*Extract to read:*

Please consider that because you have an “ego” you also have the potential for freedom from ego. In this sense, ego and egolessness are intertwined and even inseparable. Because we have one, we also have the other. However, we can’t start at the end and just rush somehow to egolessness by pretending that we don’t matter and then embracing its corollary: pretending others don’t matter. We have to take a much more nuanced—and interesting—journey than that. It begins with turning toward yourself. Seeing yourself clearly. Loving yourself rather than attempting to push yourself aside.
The enneagram describes nine perfectly formed, utterly gorgeous blocks or ego matrices. These blocks are who we think we are. On one hand, we’re right. But they also illustrate exactly what obscures who we really are—beyond who we think we are. We may veer between seeing our blocks as beautiful (which they are) and treacherous (which they are). Some, upon discovering their type, only see the block and wonder what possible good this system is if all it does is point out what is wrong with us. What is “wrong” with us is also what points us in the direction of liberation from it.
My go-to state, melancholy, is a feeling of gloom that is not altogether unpleasant because it seems, somehow, soulful and meaningful. Each color of the universe is expressed as a shade of gray. All notes are blue; bent and unexpected. Ordinary objects arrange themselves as sad poetry. A single tear may roll down my cheek. And so forth. It is a state of mind both nuanced and sappy. When I am in such a state, I feel exempted from the flow of the world in all sorts of good ways and silly ways. Melancholy is my binky. In the Buddhist tradition I was trained in, this binky is called a cocoon. If you are a One, your binky is resentment. If you are a Two, it is flattery, and so on. It is the mood or action we default to when we are angry, disappointed, hurt, or, sometimes, just bored.
It turns out that this is great news. Your fixation/block is like a bird that lands on your seafaring vessel to indicate you are not far from the shore. When you notice you are fixated, rather than “believing” it (although it is completely true), you could interpret it as a trumpet riff beckoning you home, home to whatever is beyond your block but would not be accessible without it.
I once read about a book called Ego Is the Enemy. It might have been better named Thinking Ego Is the Enemy Is the Enemy. No disrespect meant for that book, which I have not read, or the author who, I’m sure, offered something quite useful. I’m just saying to love yourself, including your impenetrable ego and indestructible buddhanature, your brilliance and your messiness, is the foundation of ethical conduct. Weirdly, the block is the way.
Ennea-samadhi
Ennea-samadhi could be imagined as a video camera with a lens that does not record. Everything is framed but nothing is actually imprinted. The images are not edited or photoshopped by your imaginings. Rather, they simply are . . . until they are not.
Once I was talking to a friend about his most recent relationship. Another fiasco. As he described the breakup and who said and did what, I noticed that the current partner sounded exactly—and I mean exactly—like all the previous partners. In my friend’s recap of their most recent conversation, his current ex used all the same phrases to explain herself as had the previous exes, had remarkably similar communication issues, and had the same exact tone of voice as previous girlfriends when reporting her complaints. How could this be? I wondered. Is he going out with the same person over and over? It sure sounded that way. Well, no. And yes. On one level, each girlfriend seemed to indeed be a discrete human being named Michele or Tamara or Camille. But viewed through the lens of my friend’s projections, they all turned into the same person.

*Problem statement:* Reproduce word for word the part of the passage on ego and the enneagram between "I once read" and "is the way.", inclusive.

*Material supplied:*
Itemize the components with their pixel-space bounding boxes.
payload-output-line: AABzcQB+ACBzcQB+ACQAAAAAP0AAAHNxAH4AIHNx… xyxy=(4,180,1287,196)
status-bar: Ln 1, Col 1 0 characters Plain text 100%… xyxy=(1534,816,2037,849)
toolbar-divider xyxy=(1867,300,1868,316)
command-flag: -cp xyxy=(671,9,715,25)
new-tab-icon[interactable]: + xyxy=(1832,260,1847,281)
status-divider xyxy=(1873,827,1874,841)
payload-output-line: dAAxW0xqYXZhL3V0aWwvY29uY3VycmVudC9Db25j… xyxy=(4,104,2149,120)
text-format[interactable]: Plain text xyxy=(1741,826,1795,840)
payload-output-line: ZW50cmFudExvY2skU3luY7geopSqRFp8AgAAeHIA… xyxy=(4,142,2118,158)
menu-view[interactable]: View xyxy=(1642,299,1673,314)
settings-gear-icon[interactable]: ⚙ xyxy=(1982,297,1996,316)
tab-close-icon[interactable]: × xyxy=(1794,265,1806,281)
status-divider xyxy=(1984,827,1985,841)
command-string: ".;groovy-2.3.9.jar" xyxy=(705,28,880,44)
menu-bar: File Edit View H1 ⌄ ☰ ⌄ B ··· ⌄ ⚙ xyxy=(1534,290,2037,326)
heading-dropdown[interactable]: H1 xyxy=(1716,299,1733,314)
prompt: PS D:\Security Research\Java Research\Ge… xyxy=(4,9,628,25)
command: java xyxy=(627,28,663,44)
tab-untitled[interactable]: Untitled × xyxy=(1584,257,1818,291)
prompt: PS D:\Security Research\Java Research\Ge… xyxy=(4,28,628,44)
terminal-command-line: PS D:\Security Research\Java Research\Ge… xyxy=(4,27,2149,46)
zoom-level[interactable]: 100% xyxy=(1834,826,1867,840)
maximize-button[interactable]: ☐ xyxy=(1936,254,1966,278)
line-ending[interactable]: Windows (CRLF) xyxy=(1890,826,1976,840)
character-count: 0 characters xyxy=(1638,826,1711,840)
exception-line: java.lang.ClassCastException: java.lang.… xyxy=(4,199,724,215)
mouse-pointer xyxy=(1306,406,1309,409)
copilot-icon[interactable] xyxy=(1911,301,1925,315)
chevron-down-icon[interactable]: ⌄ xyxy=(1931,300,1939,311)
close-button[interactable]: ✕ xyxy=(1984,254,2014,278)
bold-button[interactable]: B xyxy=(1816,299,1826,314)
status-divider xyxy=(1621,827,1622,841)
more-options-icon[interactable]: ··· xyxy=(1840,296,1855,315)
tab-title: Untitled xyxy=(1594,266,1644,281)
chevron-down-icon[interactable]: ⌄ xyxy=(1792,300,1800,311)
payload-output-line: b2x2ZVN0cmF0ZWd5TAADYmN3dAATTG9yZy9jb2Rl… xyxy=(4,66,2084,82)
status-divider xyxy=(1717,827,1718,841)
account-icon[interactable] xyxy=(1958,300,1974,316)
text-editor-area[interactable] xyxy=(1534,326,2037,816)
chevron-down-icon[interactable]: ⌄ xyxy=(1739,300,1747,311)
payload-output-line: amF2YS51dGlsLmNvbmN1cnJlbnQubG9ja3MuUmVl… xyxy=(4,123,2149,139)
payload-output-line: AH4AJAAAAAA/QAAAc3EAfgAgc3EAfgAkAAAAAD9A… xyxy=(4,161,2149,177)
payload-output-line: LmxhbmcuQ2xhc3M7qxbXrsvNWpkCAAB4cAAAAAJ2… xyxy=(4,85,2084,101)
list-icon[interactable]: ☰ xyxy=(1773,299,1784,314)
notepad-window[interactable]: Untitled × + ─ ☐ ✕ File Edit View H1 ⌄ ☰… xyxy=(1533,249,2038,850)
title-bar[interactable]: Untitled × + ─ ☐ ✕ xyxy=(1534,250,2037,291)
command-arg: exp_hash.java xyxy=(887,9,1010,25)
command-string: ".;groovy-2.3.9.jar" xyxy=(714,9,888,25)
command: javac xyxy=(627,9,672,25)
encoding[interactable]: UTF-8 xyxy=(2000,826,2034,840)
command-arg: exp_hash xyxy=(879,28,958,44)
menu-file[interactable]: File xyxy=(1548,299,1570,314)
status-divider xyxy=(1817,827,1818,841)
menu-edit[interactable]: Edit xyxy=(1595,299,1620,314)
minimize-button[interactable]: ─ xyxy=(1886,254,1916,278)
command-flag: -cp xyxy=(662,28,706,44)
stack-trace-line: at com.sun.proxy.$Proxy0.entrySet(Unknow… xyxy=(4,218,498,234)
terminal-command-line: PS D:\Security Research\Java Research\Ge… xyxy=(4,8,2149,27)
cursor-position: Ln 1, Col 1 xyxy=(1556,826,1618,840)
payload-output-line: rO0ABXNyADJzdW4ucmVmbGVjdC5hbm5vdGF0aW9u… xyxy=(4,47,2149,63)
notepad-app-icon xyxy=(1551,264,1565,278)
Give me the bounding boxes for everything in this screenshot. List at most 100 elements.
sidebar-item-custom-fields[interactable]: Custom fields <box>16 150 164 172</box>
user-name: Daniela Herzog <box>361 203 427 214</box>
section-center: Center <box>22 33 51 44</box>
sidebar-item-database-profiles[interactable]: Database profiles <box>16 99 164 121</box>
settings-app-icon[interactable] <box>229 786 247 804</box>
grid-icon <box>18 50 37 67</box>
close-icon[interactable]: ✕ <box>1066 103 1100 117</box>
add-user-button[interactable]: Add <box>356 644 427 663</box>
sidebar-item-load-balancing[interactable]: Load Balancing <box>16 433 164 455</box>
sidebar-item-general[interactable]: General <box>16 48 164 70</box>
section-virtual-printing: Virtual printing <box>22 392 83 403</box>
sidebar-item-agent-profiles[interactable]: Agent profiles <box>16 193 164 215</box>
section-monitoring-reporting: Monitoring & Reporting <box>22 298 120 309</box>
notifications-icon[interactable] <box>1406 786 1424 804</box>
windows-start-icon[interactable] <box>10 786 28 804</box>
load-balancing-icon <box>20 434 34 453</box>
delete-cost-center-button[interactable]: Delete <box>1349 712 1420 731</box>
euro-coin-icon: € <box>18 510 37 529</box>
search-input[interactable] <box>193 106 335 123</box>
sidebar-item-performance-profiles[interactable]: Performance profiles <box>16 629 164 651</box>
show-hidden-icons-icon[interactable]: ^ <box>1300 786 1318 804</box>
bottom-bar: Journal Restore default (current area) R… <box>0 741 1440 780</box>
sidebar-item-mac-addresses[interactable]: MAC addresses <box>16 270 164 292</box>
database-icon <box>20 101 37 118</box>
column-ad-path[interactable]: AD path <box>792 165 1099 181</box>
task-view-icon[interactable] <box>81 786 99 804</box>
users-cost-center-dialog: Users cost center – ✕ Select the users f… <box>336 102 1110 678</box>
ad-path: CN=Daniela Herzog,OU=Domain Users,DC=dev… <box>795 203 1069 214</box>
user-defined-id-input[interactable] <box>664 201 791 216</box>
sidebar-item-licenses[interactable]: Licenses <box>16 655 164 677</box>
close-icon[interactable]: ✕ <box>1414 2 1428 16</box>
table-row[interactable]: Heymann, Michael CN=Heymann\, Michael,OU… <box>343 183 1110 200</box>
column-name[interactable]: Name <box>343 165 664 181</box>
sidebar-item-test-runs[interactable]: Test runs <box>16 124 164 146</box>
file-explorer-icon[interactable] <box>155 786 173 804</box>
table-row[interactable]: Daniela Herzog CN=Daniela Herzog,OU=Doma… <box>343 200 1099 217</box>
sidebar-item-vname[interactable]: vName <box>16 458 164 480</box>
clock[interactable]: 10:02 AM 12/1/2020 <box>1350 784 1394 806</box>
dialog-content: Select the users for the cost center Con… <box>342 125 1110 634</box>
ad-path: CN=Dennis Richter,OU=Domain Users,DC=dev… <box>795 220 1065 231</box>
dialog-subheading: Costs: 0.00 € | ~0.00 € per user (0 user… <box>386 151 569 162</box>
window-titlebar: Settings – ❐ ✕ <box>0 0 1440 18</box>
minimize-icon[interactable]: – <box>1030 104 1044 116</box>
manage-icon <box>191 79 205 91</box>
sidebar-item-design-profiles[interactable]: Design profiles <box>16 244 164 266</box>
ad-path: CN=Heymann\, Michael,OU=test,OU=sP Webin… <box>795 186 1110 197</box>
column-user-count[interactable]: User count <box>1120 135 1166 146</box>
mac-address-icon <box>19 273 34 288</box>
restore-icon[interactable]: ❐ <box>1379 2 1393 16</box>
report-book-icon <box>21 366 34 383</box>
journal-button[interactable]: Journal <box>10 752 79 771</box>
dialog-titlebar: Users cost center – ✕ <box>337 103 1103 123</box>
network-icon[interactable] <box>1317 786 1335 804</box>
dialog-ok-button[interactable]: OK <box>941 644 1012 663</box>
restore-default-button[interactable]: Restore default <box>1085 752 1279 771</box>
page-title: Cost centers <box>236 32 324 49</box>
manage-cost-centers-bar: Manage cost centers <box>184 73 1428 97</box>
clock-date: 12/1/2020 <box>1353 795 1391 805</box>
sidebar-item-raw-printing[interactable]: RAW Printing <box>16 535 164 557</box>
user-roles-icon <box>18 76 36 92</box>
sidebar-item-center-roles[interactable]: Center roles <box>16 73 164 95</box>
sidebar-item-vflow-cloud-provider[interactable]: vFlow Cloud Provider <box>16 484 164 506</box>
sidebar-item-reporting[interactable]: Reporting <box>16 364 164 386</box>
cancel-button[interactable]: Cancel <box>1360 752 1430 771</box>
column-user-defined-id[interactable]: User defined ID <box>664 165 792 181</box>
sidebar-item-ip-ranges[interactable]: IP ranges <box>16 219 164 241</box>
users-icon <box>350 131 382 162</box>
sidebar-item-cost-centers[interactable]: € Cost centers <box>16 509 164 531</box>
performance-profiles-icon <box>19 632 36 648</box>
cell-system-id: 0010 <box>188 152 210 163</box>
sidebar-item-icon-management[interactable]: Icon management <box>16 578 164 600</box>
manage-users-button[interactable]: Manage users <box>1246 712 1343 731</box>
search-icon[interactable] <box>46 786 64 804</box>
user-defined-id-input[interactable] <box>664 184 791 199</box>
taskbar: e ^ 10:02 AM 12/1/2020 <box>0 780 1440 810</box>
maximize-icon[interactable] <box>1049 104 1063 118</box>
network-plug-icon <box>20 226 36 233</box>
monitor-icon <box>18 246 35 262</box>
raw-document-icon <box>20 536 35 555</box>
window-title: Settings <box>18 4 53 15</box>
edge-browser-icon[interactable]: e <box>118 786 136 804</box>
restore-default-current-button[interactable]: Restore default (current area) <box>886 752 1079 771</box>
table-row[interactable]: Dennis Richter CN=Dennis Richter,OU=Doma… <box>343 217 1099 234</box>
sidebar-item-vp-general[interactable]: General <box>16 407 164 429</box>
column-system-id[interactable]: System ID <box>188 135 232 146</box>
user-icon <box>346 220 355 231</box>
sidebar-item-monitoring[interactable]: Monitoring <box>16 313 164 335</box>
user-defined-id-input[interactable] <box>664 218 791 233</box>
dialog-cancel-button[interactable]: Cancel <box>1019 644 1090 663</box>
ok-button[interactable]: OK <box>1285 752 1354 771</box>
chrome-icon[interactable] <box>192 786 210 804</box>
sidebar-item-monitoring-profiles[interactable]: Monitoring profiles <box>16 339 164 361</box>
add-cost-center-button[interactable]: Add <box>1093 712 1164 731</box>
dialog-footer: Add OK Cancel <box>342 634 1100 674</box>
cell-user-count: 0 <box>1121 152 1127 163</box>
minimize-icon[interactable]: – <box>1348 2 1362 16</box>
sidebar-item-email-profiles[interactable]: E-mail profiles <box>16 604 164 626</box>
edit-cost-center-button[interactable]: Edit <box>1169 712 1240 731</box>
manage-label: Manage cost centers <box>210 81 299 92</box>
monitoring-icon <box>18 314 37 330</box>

*Exercise result:*
I once read about a book called Ego Is the Enemy. It might have been better named Thinking Ego Is the Enemy Is the Enemy. No disrespect meant for that book, which I have not read, or the author who, I’m sure, offered something quite useful. I’m just saying to love yourself, including your impenetrable ego and indestructible buddhanature, your brilliance and your messiness, is the foundation of ethical conduct. Weirdly, the block is the way.